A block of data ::
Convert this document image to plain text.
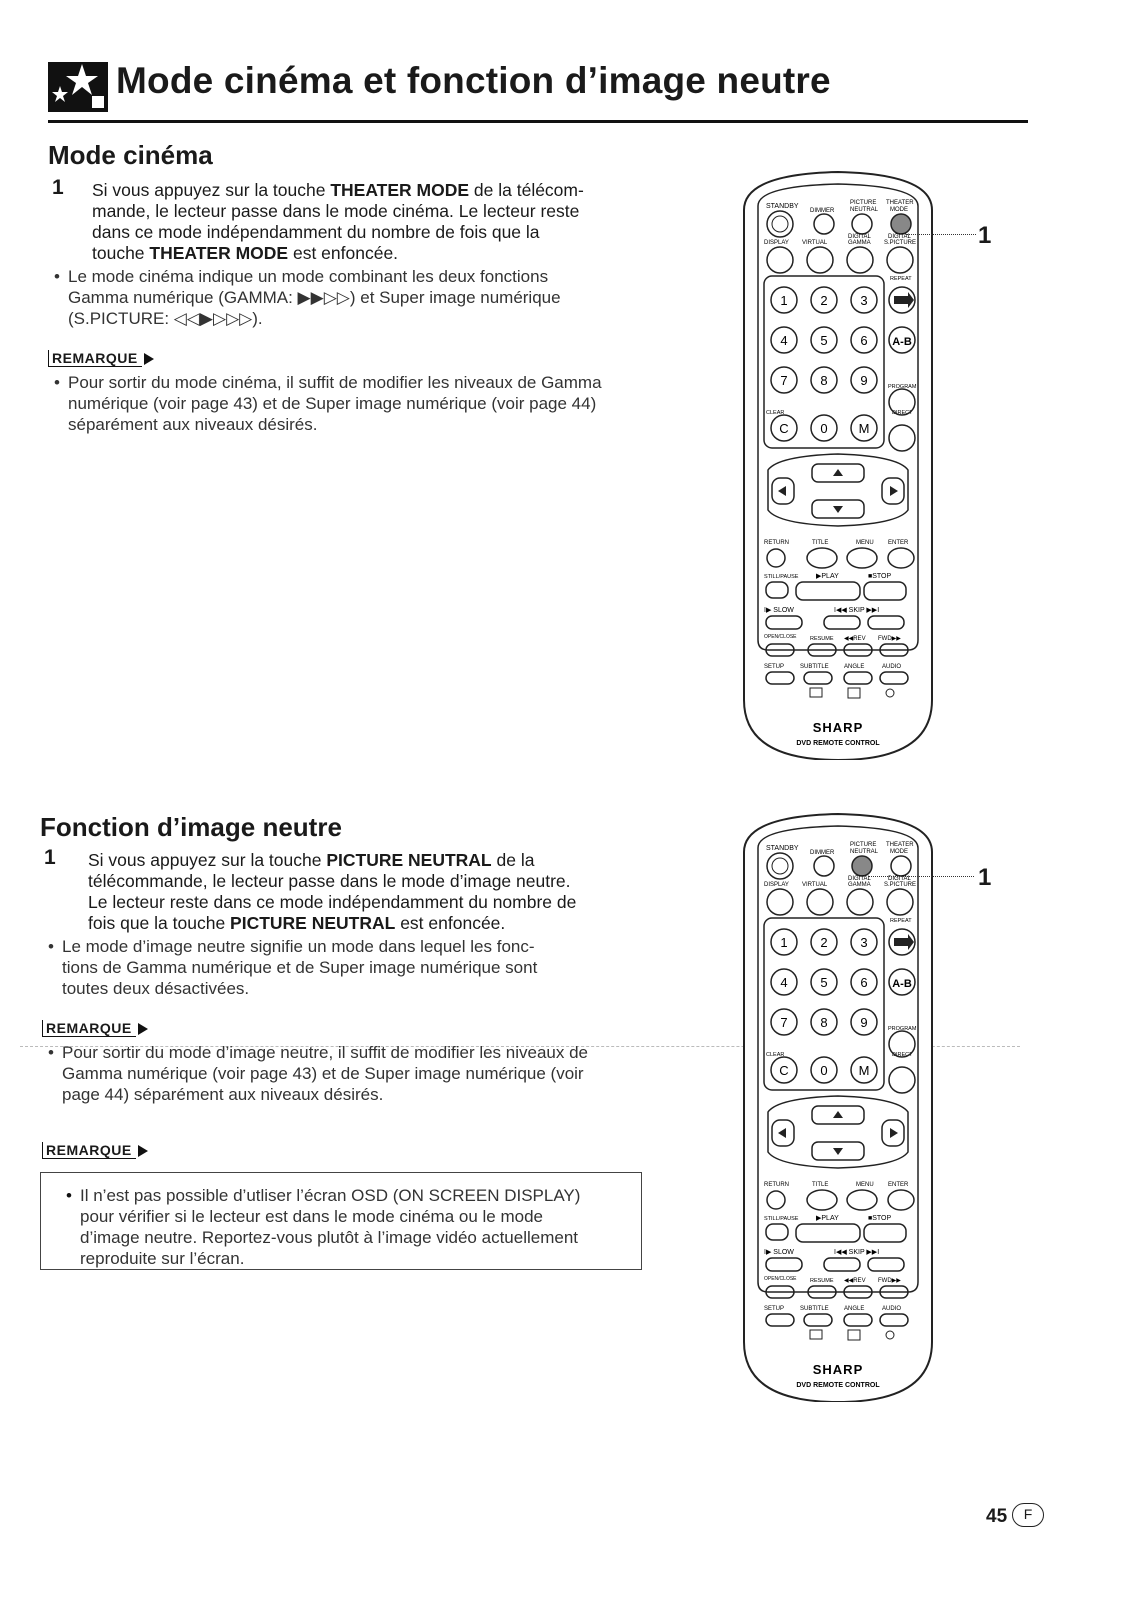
Mode cinéma et fonction d’image neutre
Mode cinéma
1 Si vous appuyez sur la touche THEATER MODE de la télécom-
mande, le lecteur passe dans le mode cinéma. Le lecteur reste
dans ce mode indépendamment du nombre de fois que la
touche THEATER MODE est enfoncée.
• Le mode cinéma indique un mode combinant les deux fonctions
Gamma numérique (GAMMA: ▶▶▷▷) et Super image numérique
(S.PICTURE: ◁◁▶▷▷▷).
REMARQUE
• Pour sortir du mode cinéma, il suffit de modifier les niveaux de Gamma
numérique (voir page 43) et de Super image numérique (voir page 44)
séparément aux niveaux désirés.
Fonction d’image neutre
1 Si vous appuyez sur la touche PICTURE NEUTRAL de la
télécommande, le lecteur passe dans le mode d’image neutre.
Le lecteur reste dans ce mode indépendamment du nombre de
fois que la touche PICTURE NEUTRAL est enfoncée.
• Le mode d’image neutre signifie un mode dans lequel les fonc-
tions de Gamma numérique et de Super image numérique sont
toutes deux désactivées.
REMARQUE
• Pour sortir du mode d’image neutre, il suffit de modifier les niveaux de
Gamma numérique (voir page 43) et de Super image numérique (voir
page 44) séparément aux niveaux désirés.
REMARQUE
• Il n’est pas possible d’utliser l’écran OSD (ON SCREEN DISPLAY)
pour vérifier si le lecteur est dans le mode cinéma ou le mode
d’image neutre. Reportez-vous plutôt à l’image vidéo actuellement
reproduite sur l’écran.
STANDBY
DIMMER
PICTURE
NEUTRAL
THEATER
MODE
DISPLAY VIRTUAL
DIGITAL
GAMMA
DIGITAL
S.PICTURE
REPEAT
PROGRAM
CLEAR	DIRECT
1	2	3
4	5	6
7	8	9
C 0 M
A-B
RETURN	TITLE	MENU ENTER
STILL/PAUSE	▶PLAY	■STOP
I▶ SLOW	I◀◀ SKIP ▶▶I
OPEN/CLOSE RESUME ◀◀REV FWD▶▶
SETUP	SUBTITLE	ANGLE	AUDIO
SHARP
DVD REMOTE CONTROL
STANDBY
DIMMER
PICTURE
NEUTRAL
THEATER
MODE
DISPLAY VIRTUAL
DIGITAL
GAMMA
DIGITAL
S.PICTURE
REPEAT
PROGRAM
CLEAR	DIRECT
1	2	3
4	5	6
7	8	9
C 0 M
A-B
RETURN	TITLE	MENU ENTER
STILL/PAUSE	▶PLAY	■STOP
I▶ SLOW	I◀◀ SKIP ▶▶I
OPEN/CLOSE RESUME ◀◀REV FWD▶▶
SETUP	SUBTITLE	ANGLE	AUDIO
SHARP
DVD REMOTE CONTROL
1
1
45	F
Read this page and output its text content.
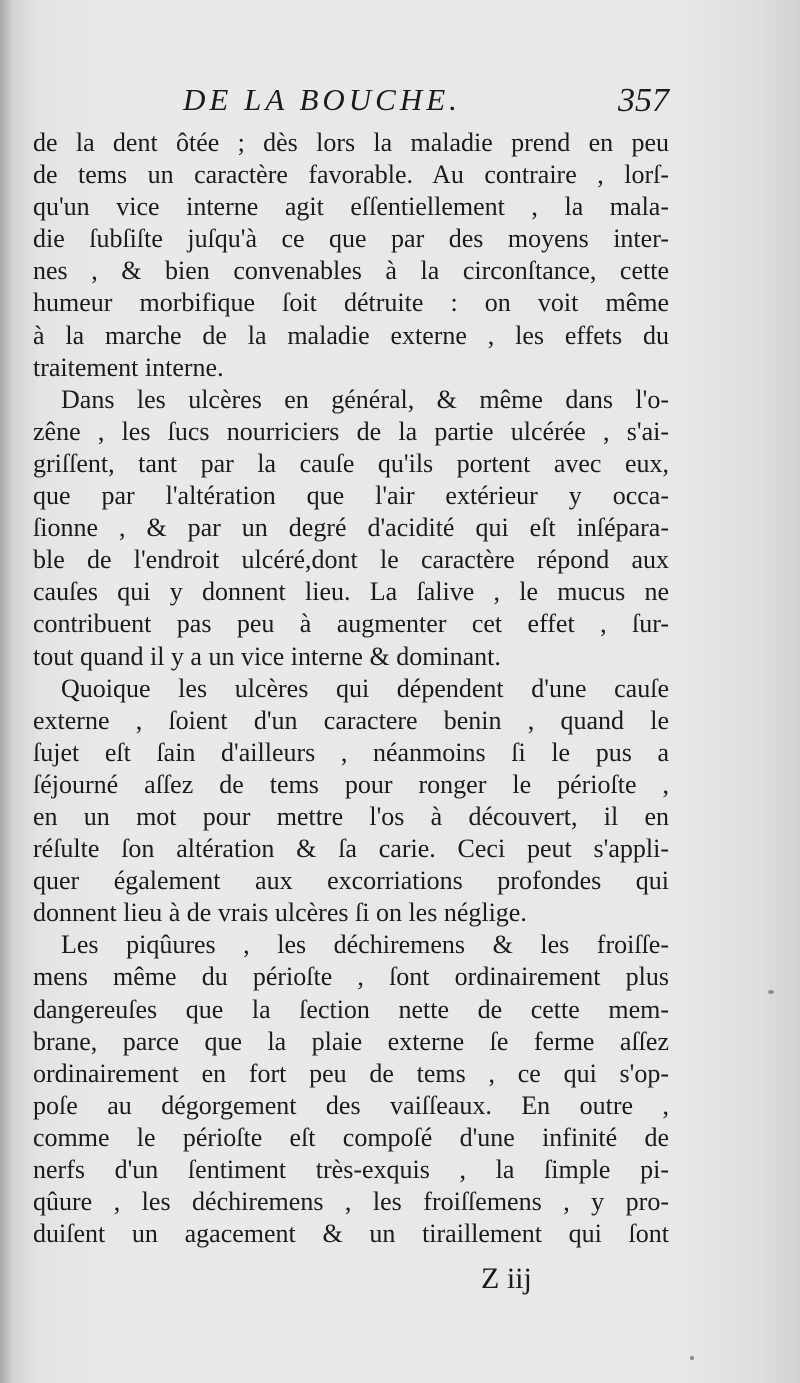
DE LA BOUCHE.	357
de la dent ôtée ; dès lors la maladie prend en peu
de tems un caractère favorable. Au contraire , lorſ-
qu'un vice interne agit eſſentiellement , la mala-
die ſubſiſte juſqu'à ce que par des moyens inter-
nes , & bien convenables à la circonſtance, cette
humeur morbifique ſoit détruite : on voit même
à la marche de la maladie externe , les effets du
traitement interne.
Dans les ulcères en général, & même dans l'o-
zêne , les ſucs nourriciers de la partie ulcérée , s'ai-
griſſent, tant par la cauſe qu'ils portent avec eux,
que par l'altération que l'air extérieur y occa-
ſionne , & par un degré d'acidité qui eſt inſépara-
ble de l'endroit ulcéré,dont le caractère répond aux
cauſes qui y donnent lieu. La ſalive , le mucus ne
contribuent pas peu à augmenter cet effet , ſur-
tout quand il y a un vice interne & dominant.
Quoique les ulcères qui dépendent d'une cauſe
externe , ſoient d'un caractere benin , quand le
ſujet eſt ſain d'ailleurs , néanmoins ſi le pus a
ſéjourné aſſez de tems pour ronger le périoſte ,
en un mot pour mettre l'os à découvert, il en
réſulte ſon altération & ſa carie. Ceci peut s'appli-
quer également aux excorriations profondes qui
donnent lieu à de vrais ulcères ſi on les néglige.
Les piqûures , les déchiremens & les froiſſe-
mens même du périoſte , ſont ordinairement plus
dangereuſes que la ſection nette de cette mem-
brane, parce que la plaie externe ſe ferme aſſez
ordinairement en fort peu de tems , ce qui s'op-
poſe au dégorgement des vaiſſeaux. En outre ,
comme le périoſte eſt compoſé d'une infinité de
nerfs d'un ſentiment très-exquis , la ſimple pi-
qûure , les déchiremens , les froiſſemens , y pro-
duiſent un agacement & un tiraillement qui ſont
Z iij
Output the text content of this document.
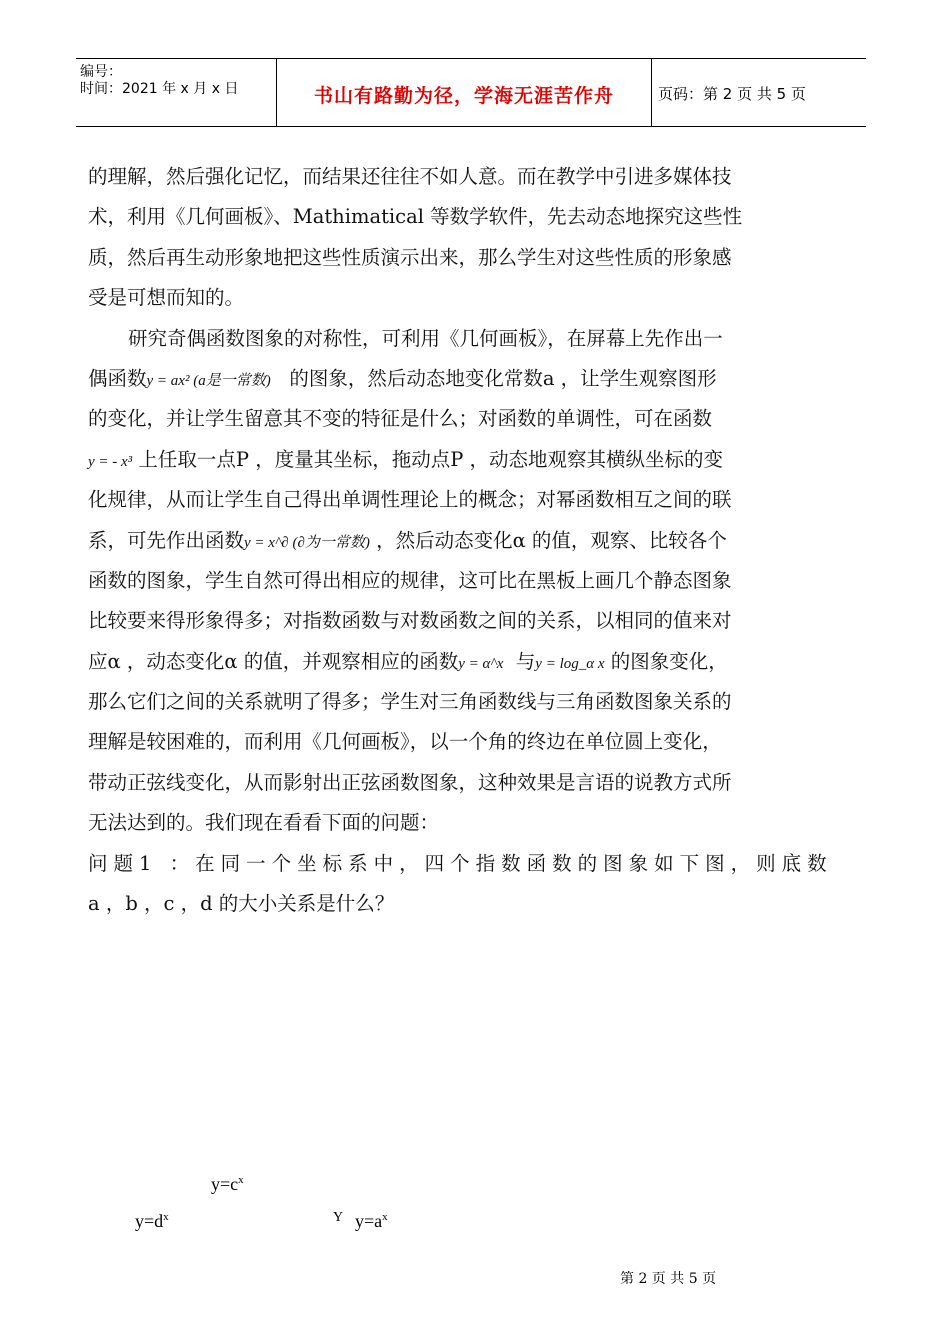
编号：
时间：2021 年 x 月 x 日	书山有路勤为径，学海无涯苦作舟	页码：第 2 页 共 5 页
的理解，然后强化记忆，而结果还往往不如人意。而在教学中引进多媒体技
术，利用《几何画板》、Mathimatical 等数学软件，先去动态地探究这些性
质，然后再生动形象地把这些性质演示出来，那么学生对这些性质的形象感
受是可想而知的。
研究奇偶函数图象的对称性，可利用《几何画板》，在屏幕上先作出一
偶函数y = ax² (a是一常数) 的图象，然后动态地变化常数a ，让学生观察图形
的变化，并让学生留意其不变的特征是什么；对函数的单调性，可在函数
y = - x³ 上任取一点P ，度量其坐标，拖动点P ，动态地观察其横纵坐标的变
化规律，从而让学生自己得出单调性理论上的概念；对幂函数相互之间的联
系，可先作出函数y = x^∂ (∂为一常数) ，然后动态变化α 的值，观察、比较各个
函数的图象，学生自然可得出相应的规律，这可比在黑板上画几个静态图象
比较要来得形象得多；对指数函数与对数函数之间的关系，以相同的值来对
应α ，动态变化α 的值，并观察相应的函数y = α^x 与y = log_α x 的图象变化，
那么它们之间的关系就明了得多；学生对三角函数线与三角函数图象关系的
理解是较困难的，而利用《几何画板》，以一个角的终边在单位圆上变化，
带动正弦线变化，从而影射出正弦函数图象，这种效果是言语的说教方式所
无法达到的。我们现在看看下面的问题：
问题1 ：在同一个坐标系中，四个指数函数的图象如下图，则底数
a ，b ，c ，d 的大小关系是什么？
$y=c^x$
$y=d^x$	Y $y=a^x$
第 2 页 共 5 页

Challenge ::
Each line in the data that holds the string "ſont" should be found and copied.

The solution ::
mens même du périoſte , ſont ordinairement plus
duiſent un agacement & un tiraillement qui ſont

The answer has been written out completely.